#### What the task requires:
In the following material, identify every line holding the string "swatch" and return it.
═══ The records ═══
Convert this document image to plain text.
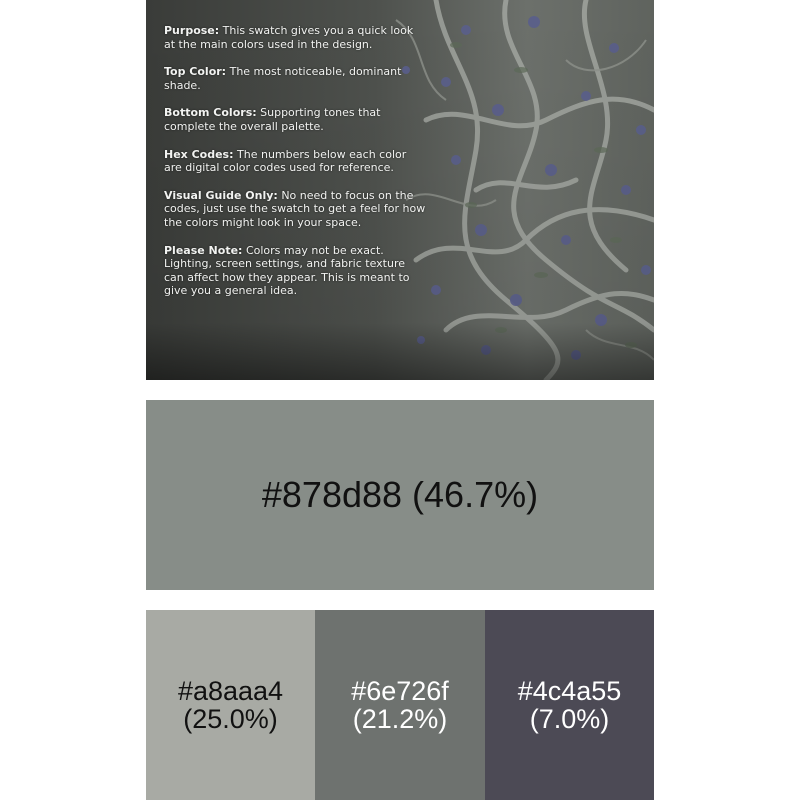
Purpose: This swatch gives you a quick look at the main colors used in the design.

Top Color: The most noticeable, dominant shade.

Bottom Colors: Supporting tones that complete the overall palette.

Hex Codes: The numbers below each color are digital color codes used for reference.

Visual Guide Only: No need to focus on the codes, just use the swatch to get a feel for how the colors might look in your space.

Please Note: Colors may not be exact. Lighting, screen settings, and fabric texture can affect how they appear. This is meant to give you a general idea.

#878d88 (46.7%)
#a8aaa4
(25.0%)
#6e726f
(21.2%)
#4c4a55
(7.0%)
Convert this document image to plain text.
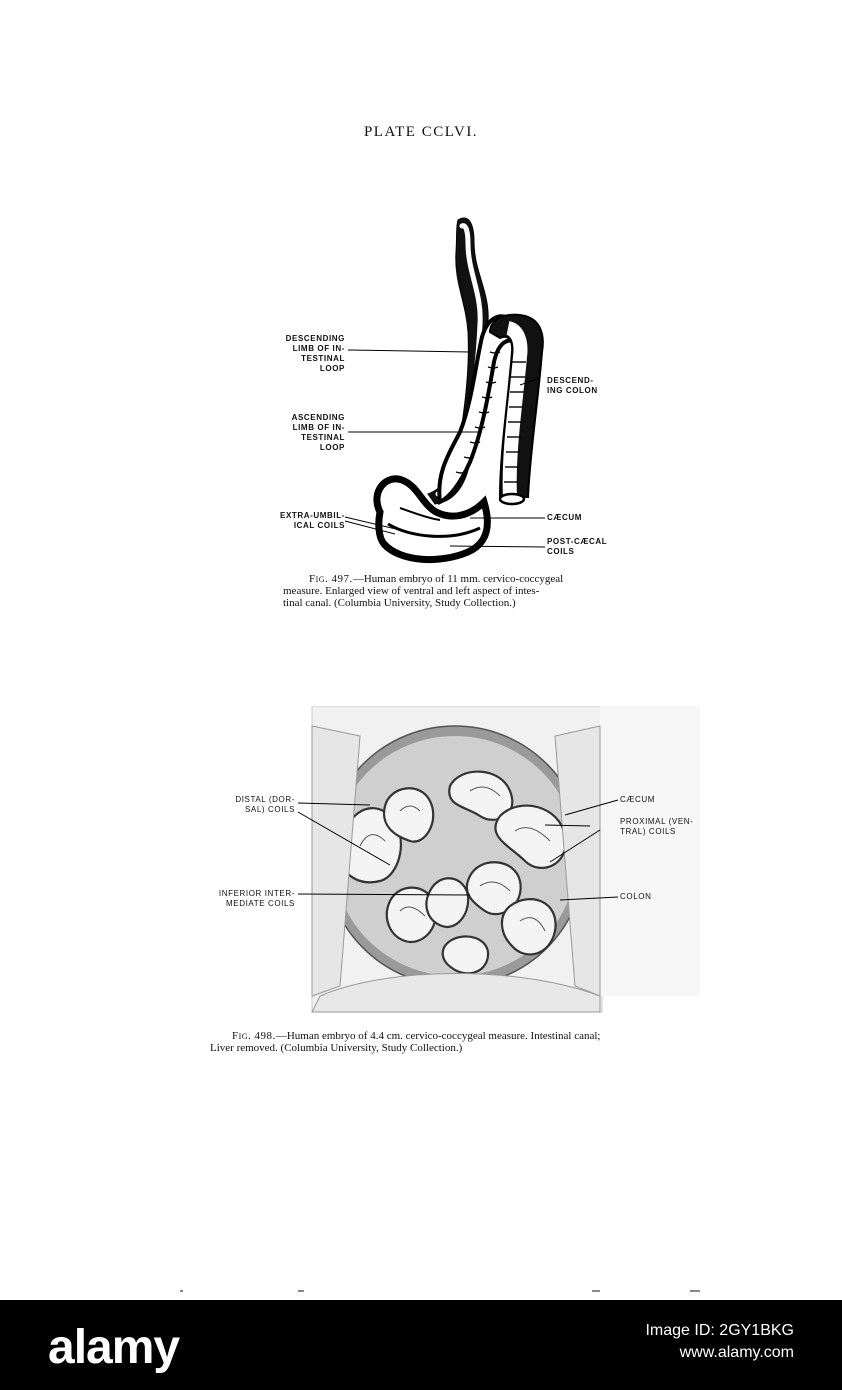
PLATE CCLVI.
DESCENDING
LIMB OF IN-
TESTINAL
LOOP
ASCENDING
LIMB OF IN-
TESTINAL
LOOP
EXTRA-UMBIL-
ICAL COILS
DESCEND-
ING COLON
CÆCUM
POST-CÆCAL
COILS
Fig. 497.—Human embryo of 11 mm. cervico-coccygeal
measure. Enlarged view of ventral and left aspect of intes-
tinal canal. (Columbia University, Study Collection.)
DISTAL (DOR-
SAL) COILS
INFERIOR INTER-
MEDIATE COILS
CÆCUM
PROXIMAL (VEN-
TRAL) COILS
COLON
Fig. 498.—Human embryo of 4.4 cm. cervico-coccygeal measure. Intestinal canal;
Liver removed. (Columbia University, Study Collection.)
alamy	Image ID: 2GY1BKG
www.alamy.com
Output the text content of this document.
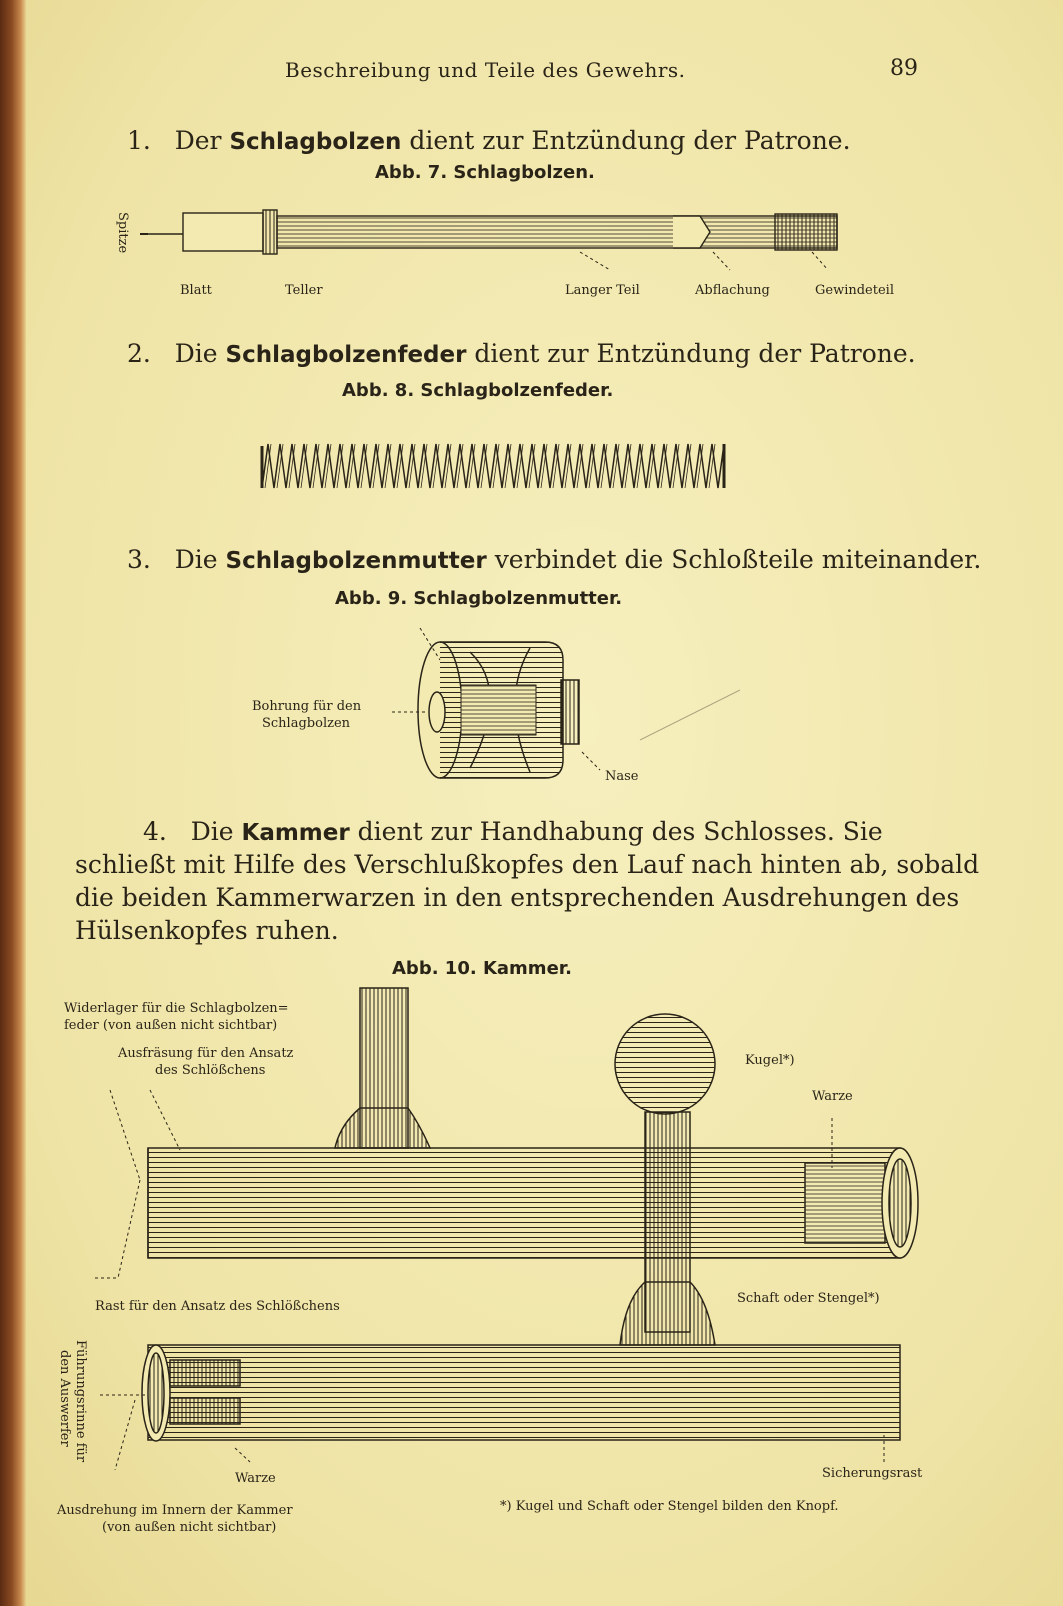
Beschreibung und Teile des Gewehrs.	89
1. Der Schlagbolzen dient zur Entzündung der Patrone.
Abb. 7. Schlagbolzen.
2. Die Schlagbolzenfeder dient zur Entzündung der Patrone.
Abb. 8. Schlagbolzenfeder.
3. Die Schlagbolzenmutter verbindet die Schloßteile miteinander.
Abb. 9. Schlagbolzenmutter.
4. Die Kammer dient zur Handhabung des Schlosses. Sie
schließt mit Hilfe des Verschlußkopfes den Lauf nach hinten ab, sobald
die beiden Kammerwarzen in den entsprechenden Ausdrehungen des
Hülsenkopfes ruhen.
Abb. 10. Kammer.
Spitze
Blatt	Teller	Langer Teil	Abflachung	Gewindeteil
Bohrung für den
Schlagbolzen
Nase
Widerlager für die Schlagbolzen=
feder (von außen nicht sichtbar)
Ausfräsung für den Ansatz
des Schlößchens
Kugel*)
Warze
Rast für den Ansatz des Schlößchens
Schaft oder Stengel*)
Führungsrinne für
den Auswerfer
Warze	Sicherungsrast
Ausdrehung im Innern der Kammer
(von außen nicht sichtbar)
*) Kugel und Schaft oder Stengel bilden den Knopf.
═══
#### Solution to the problem:
Purpose: This swatch gives you a quick look at the main colors used in the design.
Visual Guide Only: No need to focus on the codes, just use the swatch to get a feel for how the colors might look in your space.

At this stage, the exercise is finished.